-- START OF Data supplied --

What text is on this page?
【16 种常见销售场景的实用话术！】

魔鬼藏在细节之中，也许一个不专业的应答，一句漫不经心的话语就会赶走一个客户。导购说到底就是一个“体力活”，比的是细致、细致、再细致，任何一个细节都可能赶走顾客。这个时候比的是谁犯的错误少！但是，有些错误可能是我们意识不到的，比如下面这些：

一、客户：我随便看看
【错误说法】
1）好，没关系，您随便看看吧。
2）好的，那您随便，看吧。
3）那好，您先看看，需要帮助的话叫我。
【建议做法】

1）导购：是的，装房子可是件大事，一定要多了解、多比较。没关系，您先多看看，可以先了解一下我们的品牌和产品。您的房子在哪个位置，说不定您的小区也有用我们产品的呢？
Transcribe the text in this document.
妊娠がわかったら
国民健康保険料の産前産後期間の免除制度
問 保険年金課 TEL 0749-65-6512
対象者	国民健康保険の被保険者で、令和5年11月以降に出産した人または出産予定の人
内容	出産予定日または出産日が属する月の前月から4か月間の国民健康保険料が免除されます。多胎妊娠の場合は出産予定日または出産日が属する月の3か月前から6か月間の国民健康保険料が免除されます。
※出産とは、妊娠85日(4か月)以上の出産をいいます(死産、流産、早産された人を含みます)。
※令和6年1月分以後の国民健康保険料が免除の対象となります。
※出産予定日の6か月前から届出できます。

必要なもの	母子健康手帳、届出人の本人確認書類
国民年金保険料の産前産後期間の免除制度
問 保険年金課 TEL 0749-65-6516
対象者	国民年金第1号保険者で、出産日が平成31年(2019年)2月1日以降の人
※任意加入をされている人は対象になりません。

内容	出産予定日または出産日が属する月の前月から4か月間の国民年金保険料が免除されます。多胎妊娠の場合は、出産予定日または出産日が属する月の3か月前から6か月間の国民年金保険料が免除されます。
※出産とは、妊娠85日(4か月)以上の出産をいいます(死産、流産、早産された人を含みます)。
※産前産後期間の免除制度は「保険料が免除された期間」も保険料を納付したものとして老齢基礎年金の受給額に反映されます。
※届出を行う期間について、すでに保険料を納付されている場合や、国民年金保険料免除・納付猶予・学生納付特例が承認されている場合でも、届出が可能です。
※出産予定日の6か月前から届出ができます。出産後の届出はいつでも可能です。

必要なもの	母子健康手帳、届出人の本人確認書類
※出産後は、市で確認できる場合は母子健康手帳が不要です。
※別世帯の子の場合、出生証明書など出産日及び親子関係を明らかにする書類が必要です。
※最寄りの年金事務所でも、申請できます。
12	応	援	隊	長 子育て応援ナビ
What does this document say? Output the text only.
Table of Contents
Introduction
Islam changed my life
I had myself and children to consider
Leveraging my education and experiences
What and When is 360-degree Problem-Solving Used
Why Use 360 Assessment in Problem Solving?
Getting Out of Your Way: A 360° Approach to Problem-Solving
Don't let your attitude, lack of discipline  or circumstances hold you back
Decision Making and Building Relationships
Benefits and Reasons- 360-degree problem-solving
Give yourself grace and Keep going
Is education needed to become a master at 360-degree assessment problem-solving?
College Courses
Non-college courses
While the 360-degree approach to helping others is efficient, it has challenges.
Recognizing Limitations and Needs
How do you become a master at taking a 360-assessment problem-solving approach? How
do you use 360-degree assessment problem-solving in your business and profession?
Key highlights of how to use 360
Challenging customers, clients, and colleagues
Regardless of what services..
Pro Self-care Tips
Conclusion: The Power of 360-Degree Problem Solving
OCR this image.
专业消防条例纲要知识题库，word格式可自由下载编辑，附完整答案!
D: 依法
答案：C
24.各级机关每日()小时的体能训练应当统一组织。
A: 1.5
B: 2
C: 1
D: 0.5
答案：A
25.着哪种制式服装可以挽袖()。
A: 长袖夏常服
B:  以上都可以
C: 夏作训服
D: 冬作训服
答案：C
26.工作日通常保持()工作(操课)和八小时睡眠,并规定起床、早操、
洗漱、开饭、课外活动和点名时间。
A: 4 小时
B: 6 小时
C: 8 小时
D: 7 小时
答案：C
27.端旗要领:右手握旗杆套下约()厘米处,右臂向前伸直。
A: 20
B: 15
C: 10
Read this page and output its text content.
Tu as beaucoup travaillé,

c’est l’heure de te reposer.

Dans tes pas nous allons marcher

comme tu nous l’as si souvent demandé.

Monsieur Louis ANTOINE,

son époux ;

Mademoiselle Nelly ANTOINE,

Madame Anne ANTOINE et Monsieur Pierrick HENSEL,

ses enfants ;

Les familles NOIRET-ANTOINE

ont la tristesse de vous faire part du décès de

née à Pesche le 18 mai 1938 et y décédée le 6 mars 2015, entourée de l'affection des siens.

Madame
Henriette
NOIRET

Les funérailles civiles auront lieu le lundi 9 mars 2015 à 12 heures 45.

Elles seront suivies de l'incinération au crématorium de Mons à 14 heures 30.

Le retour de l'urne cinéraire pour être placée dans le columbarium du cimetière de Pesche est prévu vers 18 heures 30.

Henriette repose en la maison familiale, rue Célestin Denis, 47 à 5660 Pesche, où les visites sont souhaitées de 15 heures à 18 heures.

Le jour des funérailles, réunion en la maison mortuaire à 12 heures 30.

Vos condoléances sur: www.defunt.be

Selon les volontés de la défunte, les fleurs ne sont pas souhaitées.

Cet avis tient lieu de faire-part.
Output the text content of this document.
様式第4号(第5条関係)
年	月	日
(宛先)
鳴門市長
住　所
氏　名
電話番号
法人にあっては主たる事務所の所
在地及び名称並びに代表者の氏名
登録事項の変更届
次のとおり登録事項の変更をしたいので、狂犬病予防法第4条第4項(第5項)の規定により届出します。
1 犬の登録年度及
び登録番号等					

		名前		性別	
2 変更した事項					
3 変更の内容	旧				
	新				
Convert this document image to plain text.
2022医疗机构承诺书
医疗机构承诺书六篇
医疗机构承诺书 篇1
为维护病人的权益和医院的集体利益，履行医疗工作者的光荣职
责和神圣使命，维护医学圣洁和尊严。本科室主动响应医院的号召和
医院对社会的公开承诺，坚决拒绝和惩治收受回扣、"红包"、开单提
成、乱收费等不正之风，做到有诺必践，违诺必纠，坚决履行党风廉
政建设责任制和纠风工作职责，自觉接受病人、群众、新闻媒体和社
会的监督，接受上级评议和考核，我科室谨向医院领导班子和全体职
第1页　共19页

-- END OF Data supplied --

Your task: Copy out all lines where the word "image" appears.

Output below:
OCR this image.
Convert this document image to plain text.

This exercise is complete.